What to produce —
Change "Localize" to "Identify" throughout the items below, leaving everything else unchanged. Leave the pictures out of your answer.

Dataset extract —
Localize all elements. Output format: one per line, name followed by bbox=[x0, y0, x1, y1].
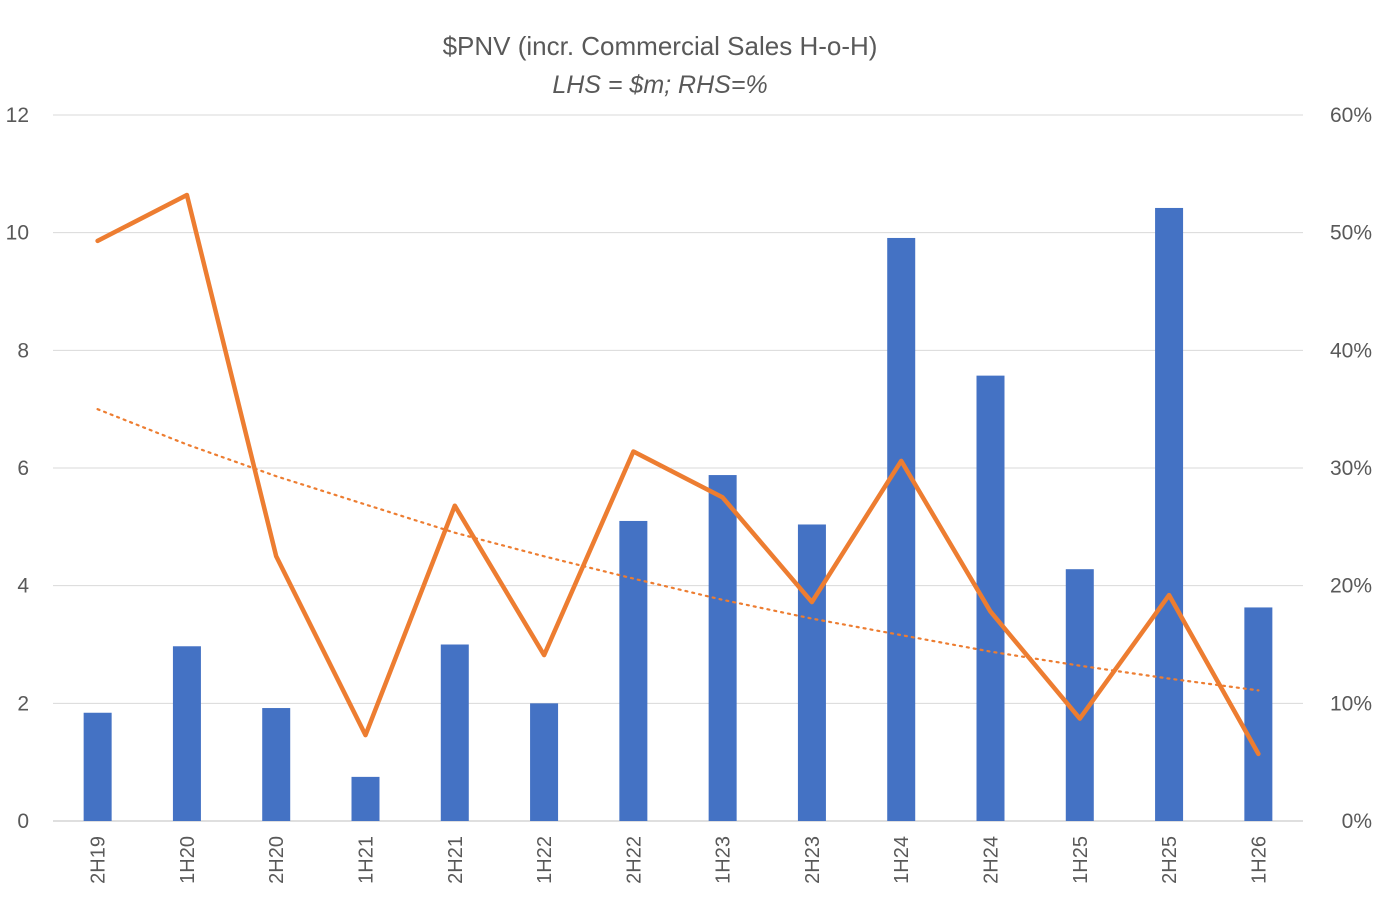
right-axis-tick-label: 50% bbox=[1330, 222, 1372, 245]
bar bbox=[262, 708, 291, 821]
x-axis-tick-label: 2H20 bbox=[266, 836, 288, 884]
chart-subtitle: LHS = $m; RHS=% bbox=[552, 71, 767, 99]
chart-title: $PNV (incr. Commercial Sales H-o-H) bbox=[443, 31, 878, 61]
bar bbox=[440, 644, 469, 821]
x-axis-tick-label: 1H22 bbox=[534, 836, 556, 884]
growth-line bbox=[95, 192, 1261, 757]
x-axis-tick-label: 2H19 bbox=[88, 836, 110, 884]
bar bbox=[708, 475, 737, 821]
left-axis-tick-label: 12 bbox=[6, 104, 29, 127]
bar bbox=[172, 646, 201, 821]
right-axis-tick-label: 30% bbox=[1330, 457, 1372, 480]
bar-series bbox=[83, 207, 1273, 821]
bar bbox=[351, 776, 380, 821]
left-axis-tick-label: 8 bbox=[17, 339, 29, 362]
bar bbox=[1065, 569, 1094, 821]
left-axis-tick-label: 2 bbox=[17, 692, 29, 715]
right-axis-tick-label: 0% bbox=[1342, 810, 1372, 833]
bar bbox=[887, 237, 916, 821]
left-axis-tick-label: 0 bbox=[17, 810, 29, 833]
bar bbox=[797, 524, 826, 821]
right-axis-tick-label: 20% bbox=[1330, 575, 1372, 598]
right-axis-tick-label: 60% bbox=[1330, 104, 1372, 127]
x-axis-tick-label: 1H26 bbox=[1248, 836, 1270, 884]
left-axis-tick-label: 6 bbox=[17, 457, 29, 480]
left-axis-tick-label: 4 bbox=[17, 575, 29, 598]
x-axis-tick-label: 1H21 bbox=[356, 836, 378, 884]
bar bbox=[530, 703, 559, 821]
x-axis-tick-label: 2H24 bbox=[981, 836, 1003, 884]
right-axis-tick-label: 40% bbox=[1330, 339, 1372, 362]
x-axis-tick-label: 2H23 bbox=[802, 836, 824, 884]
x-axis-tick-label: 1H24 bbox=[891, 836, 913, 884]
x-axis-tick-label: 1H20 bbox=[177, 836, 199, 884]
x-axis-tick-label: 2H25 bbox=[1159, 836, 1181, 884]
x-axis-tick-label: 1H23 bbox=[713, 836, 735, 884]
line-series bbox=[95, 192, 1261, 757]
bar bbox=[1244, 607, 1273, 821]
bar bbox=[83, 712, 112, 821]
x-axis-ticks: 2H19 1H20 2H20 1H21 2H21 1H22 2H22 1H23 2H23 1H24… bbox=[88, 836, 1271, 884]
right-axis-tick-label: 10% bbox=[1330, 692, 1372, 715]
left-axis-tick-label: 10 bbox=[6, 222, 29, 245]
x-axis-tick-label: 2H21 bbox=[445, 836, 467, 884]
left-axis-ticks: 0 2 4 6 8 10 12 bbox=[6, 104, 30, 833]
trend-line bbox=[96, 408, 1260, 692]
x-axis-tick-label: 2H22 bbox=[623, 836, 645, 884]
bar bbox=[1155, 207, 1184, 821]
x-axis-tick-label: 1H25 bbox=[1070, 836, 1092, 884]
bar bbox=[619, 520, 648, 821]
right-axis-ticks: 0% 10% 20% 30% 40% 50% 60% bbox=[1330, 104, 1372, 833]
gridlines bbox=[53, 114, 1303, 822]
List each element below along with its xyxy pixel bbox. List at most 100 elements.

The result —
Identify all elements. Output format: one per line, name followed by bbox=[x0, y0, x1, y1].
right-axis-tick-label: 50% bbox=[1330, 222, 1372, 245]
bar bbox=[262, 708, 291, 821]
x-axis-tick-label: 2H20 bbox=[266, 836, 288, 884]
chart-subtitle: LHS = $m; RHS=% bbox=[552, 71, 767, 99]
chart-title: $PNV (incr. Commercial Sales H-o-H) bbox=[443, 31, 878, 61]
bar bbox=[440, 644, 469, 821]
x-axis-tick-label: 1H22 bbox=[534, 836, 556, 884]
growth-line bbox=[95, 192, 1261, 757]
x-axis-tick-label: 2H19 bbox=[88, 836, 110, 884]
bar bbox=[708, 475, 737, 821]
left-axis-tick-label: 12 bbox=[6, 104, 29, 127]
bar bbox=[172, 646, 201, 821]
right-axis-tick-label: 30% bbox=[1330, 457, 1372, 480]
bar-series bbox=[83, 207, 1273, 821]
bar bbox=[351, 776, 380, 821]
left-axis-tick-label: 8 bbox=[17, 339, 29, 362]
bar bbox=[1065, 569, 1094, 821]
left-axis-tick-label: 2 bbox=[17, 692, 29, 715]
right-axis-tick-label: 0% bbox=[1342, 810, 1372, 833]
bar bbox=[887, 237, 916, 821]
left-axis-tick-label: 0 bbox=[17, 810, 29, 833]
bar bbox=[797, 524, 826, 821]
right-axis-tick-label: 20% bbox=[1330, 575, 1372, 598]
right-axis-tick-label: 60% bbox=[1330, 104, 1372, 127]
x-axis-tick-label: 1H26 bbox=[1248, 836, 1270, 884]
left-axis-tick-label: 6 bbox=[17, 457, 29, 480]
left-axis-tick-label: 4 bbox=[17, 575, 29, 598]
x-axis-tick-label: 1H21 bbox=[356, 836, 378, 884]
bar bbox=[530, 703, 559, 821]
x-axis-tick-label: 2H24 bbox=[981, 836, 1003, 884]
right-axis-tick-label: 40% bbox=[1330, 339, 1372, 362]
x-axis-tick-label: 2H23 bbox=[802, 836, 824, 884]
x-axis-tick-label: 1H24 bbox=[891, 836, 913, 884]
x-axis-tick-label: 1H20 bbox=[177, 836, 199, 884]
x-axis-tick-label: 2H25 bbox=[1159, 836, 1181, 884]
x-axis-tick-label: 1H23 bbox=[713, 836, 735, 884]
line-series bbox=[95, 192, 1261, 757]
bar bbox=[1244, 607, 1273, 821]
bar bbox=[83, 712, 112, 821]
x-axis-ticks: 2H19 1H20 2H20 1H21 2H21 1H22 2H22 1H23 2H23 1H24… bbox=[88, 836, 1271, 884]
right-axis-tick-label: 10% bbox=[1330, 692, 1372, 715]
left-axis-tick-label: 10 bbox=[6, 222, 29, 245]
x-axis-tick-label: 2H21 bbox=[445, 836, 467, 884]
left-axis-ticks: 0 2 4 6 8 10 12 bbox=[6, 104, 30, 833]
trend-line bbox=[96, 408, 1260, 692]
x-axis-tick-label: 2H22 bbox=[623, 836, 645, 884]
bar bbox=[1155, 207, 1184, 821]
x-axis-tick-label: 1H25 bbox=[1070, 836, 1092, 884]
bar bbox=[619, 520, 648, 821]
right-axis-ticks: 0% 10% 20% 30% 40% 50% 60% bbox=[1330, 104, 1372, 833]
gridlines bbox=[53, 114, 1303, 822]
List each element below along with its xyxy pixel bbox. List at most 100 elements.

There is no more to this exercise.